** begin **
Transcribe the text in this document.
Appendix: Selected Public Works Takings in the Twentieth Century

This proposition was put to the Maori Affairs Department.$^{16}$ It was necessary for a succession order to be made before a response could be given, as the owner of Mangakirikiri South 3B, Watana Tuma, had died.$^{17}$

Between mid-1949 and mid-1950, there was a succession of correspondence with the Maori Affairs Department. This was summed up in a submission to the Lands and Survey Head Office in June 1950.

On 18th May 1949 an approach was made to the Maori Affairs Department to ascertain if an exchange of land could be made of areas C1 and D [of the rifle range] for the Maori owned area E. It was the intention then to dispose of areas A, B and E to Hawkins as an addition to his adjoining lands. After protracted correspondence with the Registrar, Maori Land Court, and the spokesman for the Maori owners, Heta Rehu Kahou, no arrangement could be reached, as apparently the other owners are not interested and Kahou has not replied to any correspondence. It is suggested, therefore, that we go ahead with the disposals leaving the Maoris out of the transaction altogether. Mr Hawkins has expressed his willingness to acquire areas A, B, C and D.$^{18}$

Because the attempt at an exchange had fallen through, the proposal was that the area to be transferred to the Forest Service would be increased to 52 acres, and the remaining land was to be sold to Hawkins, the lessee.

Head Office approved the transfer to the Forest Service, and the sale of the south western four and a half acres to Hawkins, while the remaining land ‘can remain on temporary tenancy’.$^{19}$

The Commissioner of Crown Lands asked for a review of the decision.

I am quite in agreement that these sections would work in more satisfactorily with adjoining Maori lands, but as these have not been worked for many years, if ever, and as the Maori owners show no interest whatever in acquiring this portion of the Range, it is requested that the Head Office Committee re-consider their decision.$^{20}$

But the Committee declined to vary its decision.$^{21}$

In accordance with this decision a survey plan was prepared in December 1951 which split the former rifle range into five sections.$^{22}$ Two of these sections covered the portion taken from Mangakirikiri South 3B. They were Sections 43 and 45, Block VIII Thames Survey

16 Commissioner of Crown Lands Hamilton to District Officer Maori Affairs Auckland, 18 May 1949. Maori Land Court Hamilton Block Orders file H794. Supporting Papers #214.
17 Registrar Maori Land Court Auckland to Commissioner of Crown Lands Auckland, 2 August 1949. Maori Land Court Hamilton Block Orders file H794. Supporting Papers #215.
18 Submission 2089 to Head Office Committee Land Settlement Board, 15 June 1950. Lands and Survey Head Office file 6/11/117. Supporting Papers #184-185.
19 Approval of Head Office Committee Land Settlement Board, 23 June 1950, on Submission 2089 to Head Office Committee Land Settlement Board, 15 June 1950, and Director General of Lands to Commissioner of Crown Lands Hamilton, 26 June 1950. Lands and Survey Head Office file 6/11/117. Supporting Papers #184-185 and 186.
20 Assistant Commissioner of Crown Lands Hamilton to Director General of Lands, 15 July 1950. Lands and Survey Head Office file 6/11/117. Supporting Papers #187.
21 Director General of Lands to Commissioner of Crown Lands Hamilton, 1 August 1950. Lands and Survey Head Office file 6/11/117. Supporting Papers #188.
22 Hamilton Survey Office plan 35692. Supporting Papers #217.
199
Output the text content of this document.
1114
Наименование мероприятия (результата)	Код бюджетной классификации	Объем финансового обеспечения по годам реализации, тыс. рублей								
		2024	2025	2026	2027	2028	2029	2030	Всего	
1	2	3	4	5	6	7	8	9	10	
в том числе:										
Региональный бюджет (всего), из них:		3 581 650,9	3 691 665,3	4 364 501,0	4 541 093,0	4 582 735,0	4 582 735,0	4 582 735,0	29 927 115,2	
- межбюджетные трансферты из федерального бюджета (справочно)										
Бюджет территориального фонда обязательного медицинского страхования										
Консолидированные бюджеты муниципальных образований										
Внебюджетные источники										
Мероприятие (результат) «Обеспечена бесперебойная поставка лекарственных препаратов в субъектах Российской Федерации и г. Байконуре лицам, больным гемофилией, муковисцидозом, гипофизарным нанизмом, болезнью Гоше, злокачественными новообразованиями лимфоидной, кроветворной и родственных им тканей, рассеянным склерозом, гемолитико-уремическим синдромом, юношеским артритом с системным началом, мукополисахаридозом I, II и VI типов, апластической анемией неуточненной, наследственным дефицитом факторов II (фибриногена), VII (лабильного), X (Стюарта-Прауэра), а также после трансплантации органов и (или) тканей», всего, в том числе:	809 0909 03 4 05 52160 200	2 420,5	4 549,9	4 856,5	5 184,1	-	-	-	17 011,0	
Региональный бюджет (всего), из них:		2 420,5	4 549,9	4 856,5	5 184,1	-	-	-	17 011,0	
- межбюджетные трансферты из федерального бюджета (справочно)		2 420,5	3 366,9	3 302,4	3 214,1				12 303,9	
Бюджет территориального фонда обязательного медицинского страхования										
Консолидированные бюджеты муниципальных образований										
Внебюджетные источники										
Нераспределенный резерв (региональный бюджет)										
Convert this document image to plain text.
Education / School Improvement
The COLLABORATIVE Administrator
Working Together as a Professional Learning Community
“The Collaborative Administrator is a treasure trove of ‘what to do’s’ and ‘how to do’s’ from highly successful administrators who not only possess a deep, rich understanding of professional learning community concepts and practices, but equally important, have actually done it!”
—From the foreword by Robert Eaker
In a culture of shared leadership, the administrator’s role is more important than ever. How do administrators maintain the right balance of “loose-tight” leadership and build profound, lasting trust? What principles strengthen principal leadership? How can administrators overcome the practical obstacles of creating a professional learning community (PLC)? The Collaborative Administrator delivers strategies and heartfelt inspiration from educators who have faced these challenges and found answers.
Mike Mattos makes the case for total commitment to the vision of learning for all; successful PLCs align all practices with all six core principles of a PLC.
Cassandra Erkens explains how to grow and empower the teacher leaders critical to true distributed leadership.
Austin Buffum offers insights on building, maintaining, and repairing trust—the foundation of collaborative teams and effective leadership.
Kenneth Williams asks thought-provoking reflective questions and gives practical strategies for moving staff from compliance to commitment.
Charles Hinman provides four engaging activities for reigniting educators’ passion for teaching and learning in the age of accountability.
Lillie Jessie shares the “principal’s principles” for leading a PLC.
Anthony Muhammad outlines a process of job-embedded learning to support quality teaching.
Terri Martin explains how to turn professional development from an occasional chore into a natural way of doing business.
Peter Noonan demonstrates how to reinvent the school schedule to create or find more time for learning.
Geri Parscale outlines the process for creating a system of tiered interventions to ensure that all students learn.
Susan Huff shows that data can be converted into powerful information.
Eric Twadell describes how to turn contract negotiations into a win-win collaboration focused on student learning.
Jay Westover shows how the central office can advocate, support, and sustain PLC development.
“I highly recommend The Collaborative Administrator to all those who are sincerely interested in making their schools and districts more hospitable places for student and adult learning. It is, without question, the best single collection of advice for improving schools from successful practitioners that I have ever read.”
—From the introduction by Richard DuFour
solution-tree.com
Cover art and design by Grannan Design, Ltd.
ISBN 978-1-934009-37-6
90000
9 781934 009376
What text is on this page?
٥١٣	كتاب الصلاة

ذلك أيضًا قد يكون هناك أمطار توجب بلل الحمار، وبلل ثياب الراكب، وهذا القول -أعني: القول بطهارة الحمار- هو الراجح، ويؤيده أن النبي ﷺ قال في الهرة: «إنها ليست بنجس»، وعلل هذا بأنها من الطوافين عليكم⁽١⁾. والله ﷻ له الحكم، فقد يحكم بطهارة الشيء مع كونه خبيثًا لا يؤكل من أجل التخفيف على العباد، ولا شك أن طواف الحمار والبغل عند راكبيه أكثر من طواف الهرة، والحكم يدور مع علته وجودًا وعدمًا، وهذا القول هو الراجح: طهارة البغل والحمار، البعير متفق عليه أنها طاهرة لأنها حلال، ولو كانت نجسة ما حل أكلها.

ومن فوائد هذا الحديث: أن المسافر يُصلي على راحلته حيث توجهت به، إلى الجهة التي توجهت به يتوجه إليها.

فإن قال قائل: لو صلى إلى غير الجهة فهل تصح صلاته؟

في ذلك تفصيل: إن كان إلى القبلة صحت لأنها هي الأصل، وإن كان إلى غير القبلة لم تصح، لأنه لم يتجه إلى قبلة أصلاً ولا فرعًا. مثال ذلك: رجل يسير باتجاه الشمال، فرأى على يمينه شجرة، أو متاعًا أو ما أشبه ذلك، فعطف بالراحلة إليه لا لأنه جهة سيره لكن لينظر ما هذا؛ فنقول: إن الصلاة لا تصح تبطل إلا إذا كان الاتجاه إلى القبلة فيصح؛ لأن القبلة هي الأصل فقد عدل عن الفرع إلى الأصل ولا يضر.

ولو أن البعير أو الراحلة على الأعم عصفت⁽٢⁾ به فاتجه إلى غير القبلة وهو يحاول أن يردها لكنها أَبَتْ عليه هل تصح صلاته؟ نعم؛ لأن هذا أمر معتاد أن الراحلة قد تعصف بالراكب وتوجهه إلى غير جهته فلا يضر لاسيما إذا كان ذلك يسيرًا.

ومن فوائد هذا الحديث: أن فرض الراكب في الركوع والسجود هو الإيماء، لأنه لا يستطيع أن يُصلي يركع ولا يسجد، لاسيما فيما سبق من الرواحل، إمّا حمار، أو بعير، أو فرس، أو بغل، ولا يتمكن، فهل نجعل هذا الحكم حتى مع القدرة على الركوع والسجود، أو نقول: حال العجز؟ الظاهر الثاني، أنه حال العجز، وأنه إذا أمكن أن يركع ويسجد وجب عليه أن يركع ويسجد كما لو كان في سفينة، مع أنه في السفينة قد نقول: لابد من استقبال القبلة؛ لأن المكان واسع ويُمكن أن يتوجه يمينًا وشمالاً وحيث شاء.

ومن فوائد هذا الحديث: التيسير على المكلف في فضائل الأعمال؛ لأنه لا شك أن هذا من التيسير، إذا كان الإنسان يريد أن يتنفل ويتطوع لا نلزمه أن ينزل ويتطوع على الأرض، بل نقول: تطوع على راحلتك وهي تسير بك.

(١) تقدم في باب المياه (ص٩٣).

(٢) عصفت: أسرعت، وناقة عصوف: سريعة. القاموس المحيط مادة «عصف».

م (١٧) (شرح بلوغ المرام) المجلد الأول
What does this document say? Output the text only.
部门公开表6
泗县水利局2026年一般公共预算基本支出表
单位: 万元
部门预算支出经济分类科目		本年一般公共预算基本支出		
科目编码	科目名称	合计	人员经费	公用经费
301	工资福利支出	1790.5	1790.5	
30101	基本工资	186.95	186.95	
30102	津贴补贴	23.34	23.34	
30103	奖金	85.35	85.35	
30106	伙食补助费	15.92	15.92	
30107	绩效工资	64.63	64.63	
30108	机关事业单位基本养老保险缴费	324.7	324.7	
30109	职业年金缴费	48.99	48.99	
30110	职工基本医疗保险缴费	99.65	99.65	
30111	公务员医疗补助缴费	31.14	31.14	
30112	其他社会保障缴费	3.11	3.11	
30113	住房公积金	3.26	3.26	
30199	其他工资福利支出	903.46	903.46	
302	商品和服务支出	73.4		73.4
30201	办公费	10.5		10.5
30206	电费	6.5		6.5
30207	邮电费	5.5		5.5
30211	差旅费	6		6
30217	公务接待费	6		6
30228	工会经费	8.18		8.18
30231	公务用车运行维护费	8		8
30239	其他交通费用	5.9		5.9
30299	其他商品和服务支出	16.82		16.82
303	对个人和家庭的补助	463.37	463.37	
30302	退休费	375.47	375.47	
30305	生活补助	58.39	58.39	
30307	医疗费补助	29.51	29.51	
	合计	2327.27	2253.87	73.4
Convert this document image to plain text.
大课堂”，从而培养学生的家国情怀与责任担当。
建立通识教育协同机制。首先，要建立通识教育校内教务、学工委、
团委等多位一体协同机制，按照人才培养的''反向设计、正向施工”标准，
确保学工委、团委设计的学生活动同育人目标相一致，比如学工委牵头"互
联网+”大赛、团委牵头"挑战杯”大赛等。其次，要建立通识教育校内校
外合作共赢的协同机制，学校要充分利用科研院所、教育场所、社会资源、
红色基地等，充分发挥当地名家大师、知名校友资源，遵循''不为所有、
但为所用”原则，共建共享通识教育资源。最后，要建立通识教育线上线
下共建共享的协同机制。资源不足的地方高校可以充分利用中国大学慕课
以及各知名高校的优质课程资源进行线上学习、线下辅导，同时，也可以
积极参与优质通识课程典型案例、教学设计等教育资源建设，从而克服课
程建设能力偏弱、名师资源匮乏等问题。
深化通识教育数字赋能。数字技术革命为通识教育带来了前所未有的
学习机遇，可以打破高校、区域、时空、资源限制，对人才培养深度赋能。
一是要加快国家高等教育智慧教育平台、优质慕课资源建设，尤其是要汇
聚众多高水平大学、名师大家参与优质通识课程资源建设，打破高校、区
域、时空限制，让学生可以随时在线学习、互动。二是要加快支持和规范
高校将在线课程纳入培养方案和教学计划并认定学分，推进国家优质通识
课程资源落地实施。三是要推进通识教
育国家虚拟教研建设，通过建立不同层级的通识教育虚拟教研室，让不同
** end **
Exercise requirements
Copy each line of the data above that holds "Department".

Response
This proposition was put to the Maori Affairs Department.$^{16}$ It was necessary for a succession order to be made before a response could be given, as the owner of Mangakirikiri South 3B, Watana Tuma, had died.$^{17}$
Between mid-1949 and mid-1950, there was a succession of correspondence with the Maori Affairs Department. This was summed up in a submission to the Lands and Survey Head Office in June 1950.
On 18th May 1949 an approach was made to the Maori Affairs Department to ascertain if an exchange of land could be made of areas C1 and D [of the rifle range] for the Maori owned area E. It was the intention then to dispose of areas A, B and E to Hawkins as an addition to his adjoining lands. After protracted correspondence with the Registrar, Maori Land Court, and the spokesman for the Maori owners, Heta Rehu Kahou, no arrangement could be reached, as apparently the other owners are not interested and Kahou has not replied to any correspondence. It is suggested, therefore, that we go ahead with the disposals leaving the Maoris out of the transaction altogether. Mr Hawkins has expressed his willingness to acquire areas A, B, C and D.$^{18}$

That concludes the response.